▶ Provided text:

▽

Sister Serena Ziolkowski
“John testified to him and cried out, saying, ‘This was he of whom I said, ‘The one who is coming after me ranks ahead of me because he existed before me.’” (John 1:27)
These excerpts from the Gospel of John seem to sum up the way Sister Serena saw her life as a Sister of Providence. Through her many years as a teacher and administrator and her life here in service to her sisters in various capacities, we see one who saw herself as servant of a great and loving God,” said Sister Mary Ann Phelan in her commentary for Sister Serena Ziolkowski, who died Dec. 13.
Jennie Cecilia Ziolkowski was born April 13, 1918, in Saskatchewan, Canada, to John and Mary (Nestor) Ziolkowski. She was one of eight children. Jennie was educated at Lafayette Grade School and Providence High School, both in Chicago. She entered the Congregation July 16, 1936, and professed first and perpetual vows Jan. 23, 1939, and 1945, respectively. She earned a bachelor’s degree in English and history from Immaculate Heart College, Los Angeles, and a master’s degree in education from Xavier University, Cincinnati.

△

▶ Dataset extract:
▽

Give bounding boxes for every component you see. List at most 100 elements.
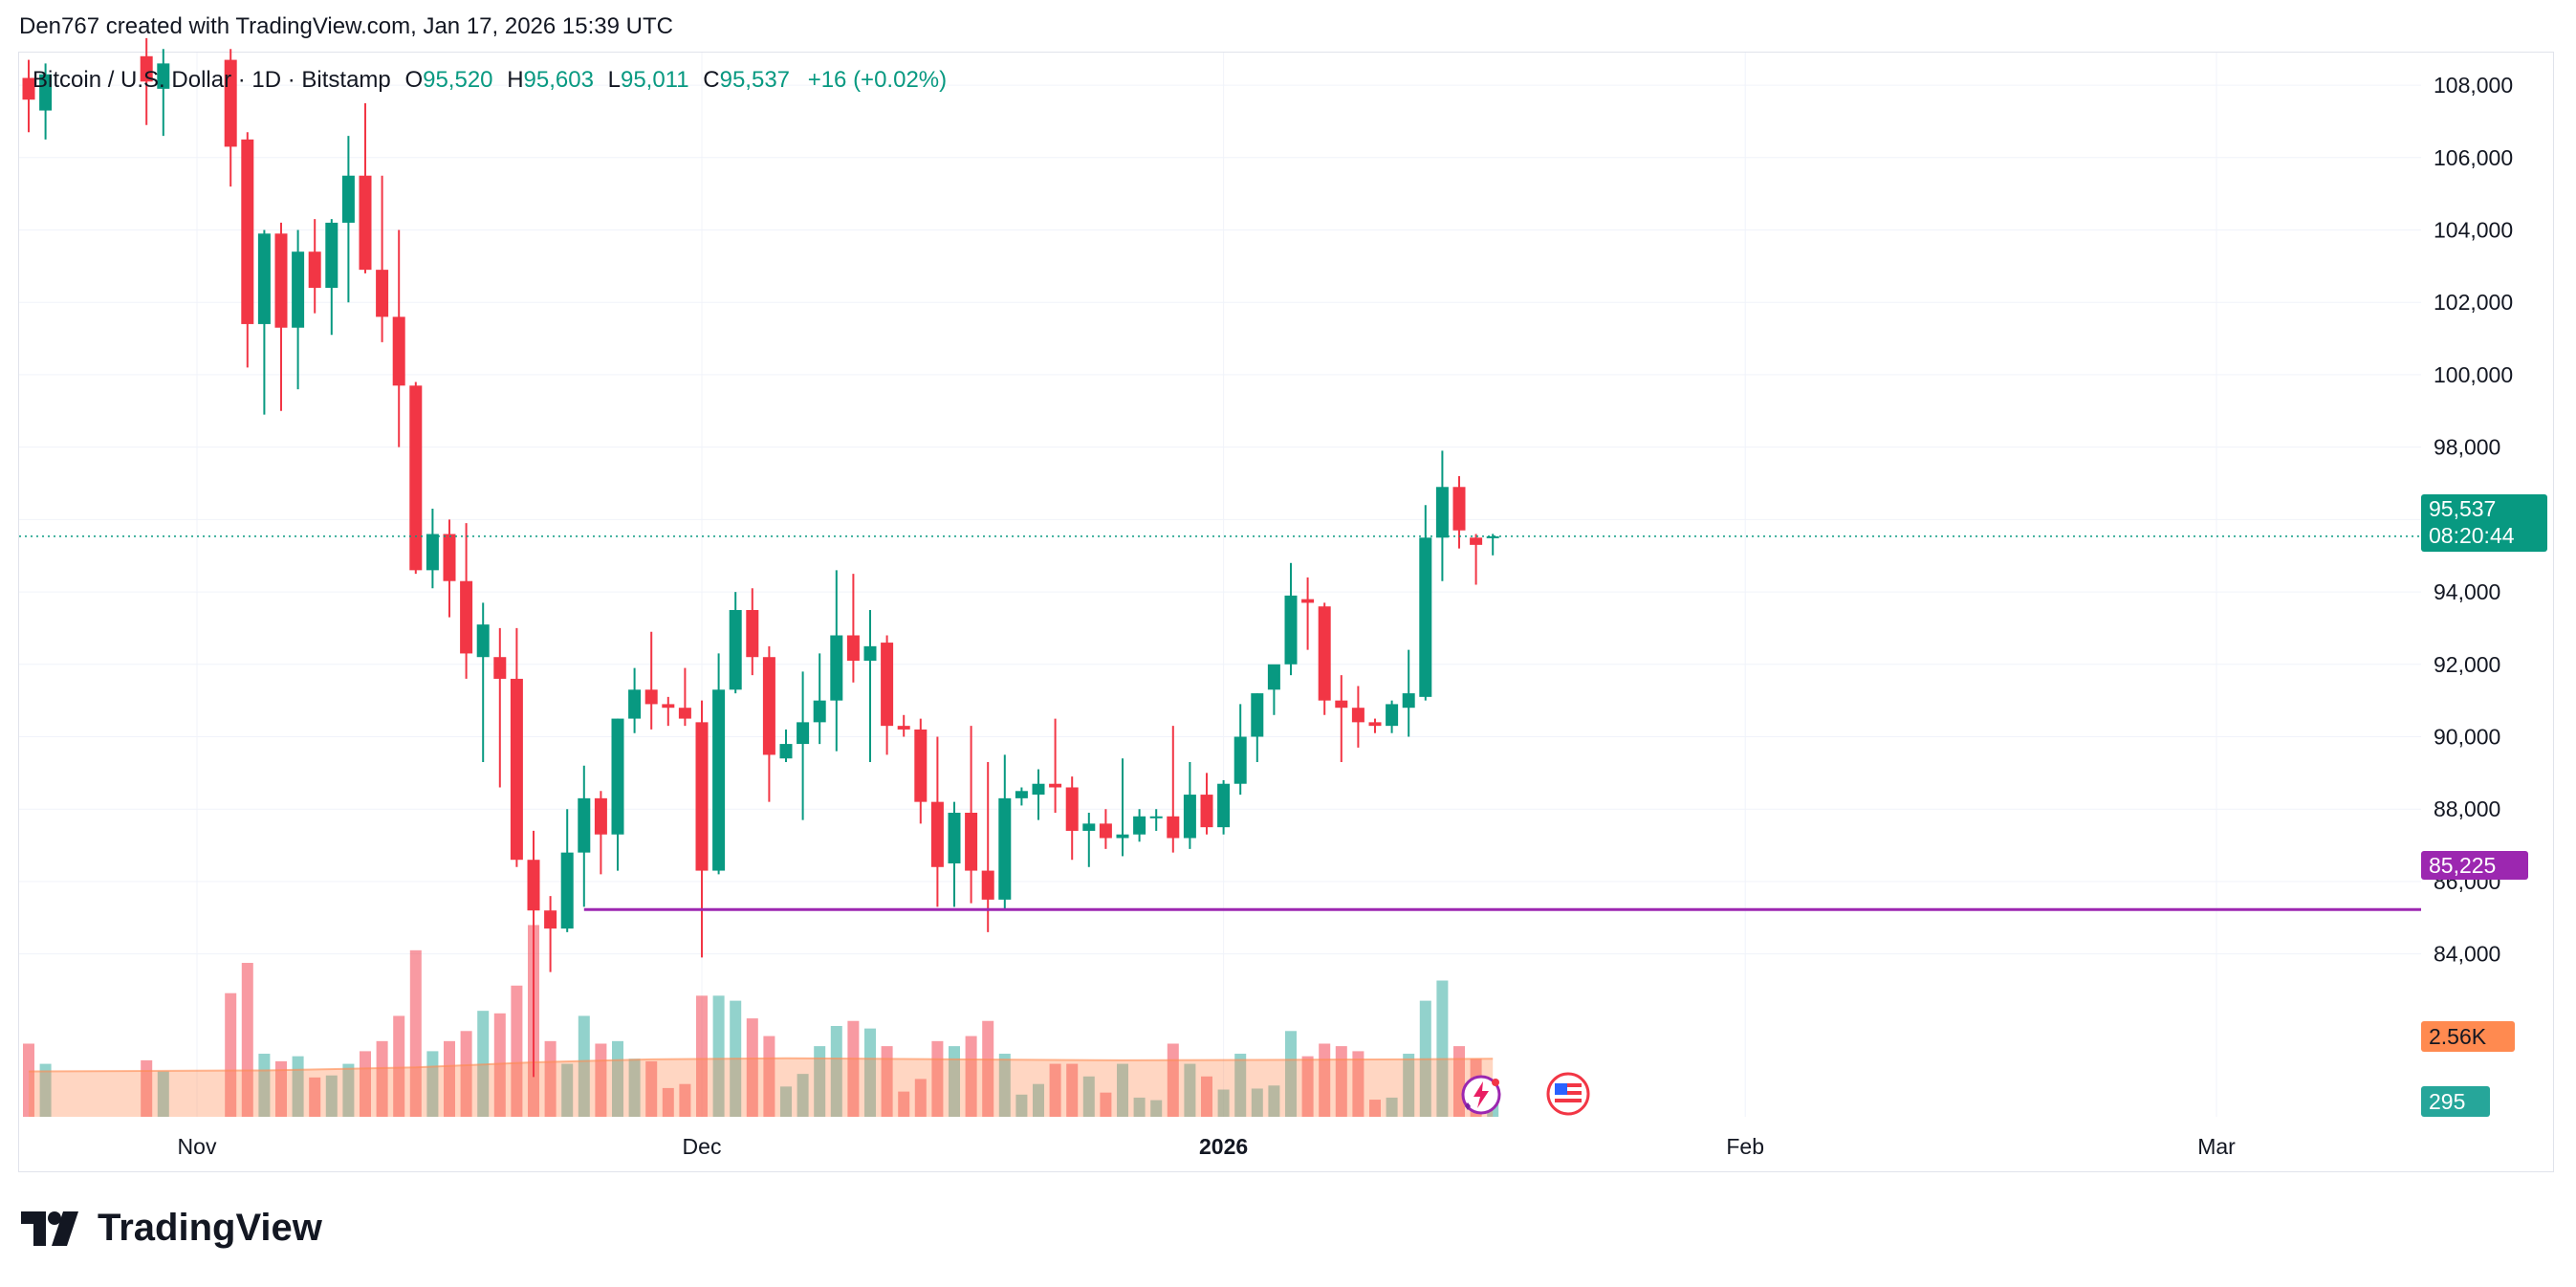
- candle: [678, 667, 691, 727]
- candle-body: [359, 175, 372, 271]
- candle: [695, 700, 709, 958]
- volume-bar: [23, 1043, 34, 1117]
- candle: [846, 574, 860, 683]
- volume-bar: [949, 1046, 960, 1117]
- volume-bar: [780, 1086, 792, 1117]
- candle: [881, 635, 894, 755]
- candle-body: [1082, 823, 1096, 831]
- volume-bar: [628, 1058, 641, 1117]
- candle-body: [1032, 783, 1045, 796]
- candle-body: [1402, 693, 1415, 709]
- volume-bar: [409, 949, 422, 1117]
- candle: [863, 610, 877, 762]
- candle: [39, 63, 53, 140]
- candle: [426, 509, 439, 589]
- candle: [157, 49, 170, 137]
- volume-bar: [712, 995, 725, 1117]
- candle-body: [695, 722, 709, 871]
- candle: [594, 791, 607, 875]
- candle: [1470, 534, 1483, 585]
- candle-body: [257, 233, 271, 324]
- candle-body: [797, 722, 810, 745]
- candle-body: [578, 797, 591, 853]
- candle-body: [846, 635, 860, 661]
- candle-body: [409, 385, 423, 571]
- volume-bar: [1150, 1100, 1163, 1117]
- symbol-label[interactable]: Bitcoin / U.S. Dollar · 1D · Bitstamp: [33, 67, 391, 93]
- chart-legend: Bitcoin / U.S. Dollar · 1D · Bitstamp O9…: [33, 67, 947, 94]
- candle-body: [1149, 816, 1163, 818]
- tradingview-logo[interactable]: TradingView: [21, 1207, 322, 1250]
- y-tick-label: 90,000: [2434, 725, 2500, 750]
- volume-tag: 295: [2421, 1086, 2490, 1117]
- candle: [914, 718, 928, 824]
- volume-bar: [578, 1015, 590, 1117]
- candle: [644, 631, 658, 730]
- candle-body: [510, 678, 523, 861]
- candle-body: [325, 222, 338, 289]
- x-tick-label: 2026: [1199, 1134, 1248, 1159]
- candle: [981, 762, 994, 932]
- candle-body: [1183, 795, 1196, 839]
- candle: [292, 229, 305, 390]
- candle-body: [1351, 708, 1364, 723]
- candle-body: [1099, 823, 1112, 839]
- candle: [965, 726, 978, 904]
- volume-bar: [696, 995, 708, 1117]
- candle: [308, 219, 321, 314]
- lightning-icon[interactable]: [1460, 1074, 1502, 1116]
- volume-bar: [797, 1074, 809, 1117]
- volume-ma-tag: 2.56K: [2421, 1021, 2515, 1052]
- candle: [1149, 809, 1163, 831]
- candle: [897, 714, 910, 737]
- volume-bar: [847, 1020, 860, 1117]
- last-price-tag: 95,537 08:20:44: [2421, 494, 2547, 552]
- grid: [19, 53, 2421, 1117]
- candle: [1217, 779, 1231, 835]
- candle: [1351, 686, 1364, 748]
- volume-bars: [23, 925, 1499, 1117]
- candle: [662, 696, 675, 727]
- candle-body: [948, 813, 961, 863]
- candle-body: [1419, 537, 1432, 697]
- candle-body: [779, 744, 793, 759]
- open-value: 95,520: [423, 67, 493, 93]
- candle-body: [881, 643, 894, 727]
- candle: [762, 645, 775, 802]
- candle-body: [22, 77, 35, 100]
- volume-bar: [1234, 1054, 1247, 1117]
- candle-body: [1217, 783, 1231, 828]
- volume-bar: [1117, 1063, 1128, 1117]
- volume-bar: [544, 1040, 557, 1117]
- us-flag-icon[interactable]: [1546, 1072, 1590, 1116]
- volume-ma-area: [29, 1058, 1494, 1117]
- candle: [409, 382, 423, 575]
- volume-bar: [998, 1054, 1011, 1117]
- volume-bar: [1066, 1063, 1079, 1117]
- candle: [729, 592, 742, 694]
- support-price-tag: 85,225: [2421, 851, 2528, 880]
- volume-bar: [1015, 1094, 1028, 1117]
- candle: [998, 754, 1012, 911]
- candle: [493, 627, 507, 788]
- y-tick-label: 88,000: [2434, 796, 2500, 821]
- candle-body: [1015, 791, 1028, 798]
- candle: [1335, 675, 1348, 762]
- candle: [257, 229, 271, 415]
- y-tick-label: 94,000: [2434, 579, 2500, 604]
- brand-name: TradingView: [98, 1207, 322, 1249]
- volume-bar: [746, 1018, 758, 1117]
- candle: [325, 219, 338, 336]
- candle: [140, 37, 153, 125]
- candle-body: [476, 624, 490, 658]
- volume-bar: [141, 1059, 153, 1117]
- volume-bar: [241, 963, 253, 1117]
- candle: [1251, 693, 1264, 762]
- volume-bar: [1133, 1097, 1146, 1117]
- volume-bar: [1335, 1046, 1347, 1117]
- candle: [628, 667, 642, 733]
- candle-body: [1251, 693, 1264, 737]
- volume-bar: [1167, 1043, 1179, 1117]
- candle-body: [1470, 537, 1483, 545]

△

▶ Task instructions:
Reproduce the obituary of Sister Serena Ziolkowski above in its entirety, word for word.

▶ Complete output:
Sister Serena Ziolkowski
“John testified to him and cried out, saying, ‘This was he of whom I said, ‘The one who is coming after me ranks ahead of me because he existed before me.’” (John 1:27)
These excerpts from the Gospel of John seem to sum up the way Sister Serena saw her life as a Sister of Providence. Through her many years as a teacher and administrator and her life here in service to her sisters in various capacities, we see one who saw herself as servant of a great and loving God,” said Sister Mary Ann Phelan in her commentary for Sister Serena Ziolkowski, who died Dec. 13.
Jennie Cecilia Ziolkowski was born April 13, 1918, in Saskatchewan, Canada, to John and Mary (Nestor) Ziolkowski. She was one of eight children. Jennie was educated at Lafayette Grade School and Providence High School, both in Chicago. She entered the Congregation July 16, 1936, and professed first and perpetual vows Jan. 23, 1939, and 1945, respectively. She earned a bachelor’s degree in English and history from Immaculate Heart College, Los Angeles, and a master’s degree in education from Xavier University, Cincinnati.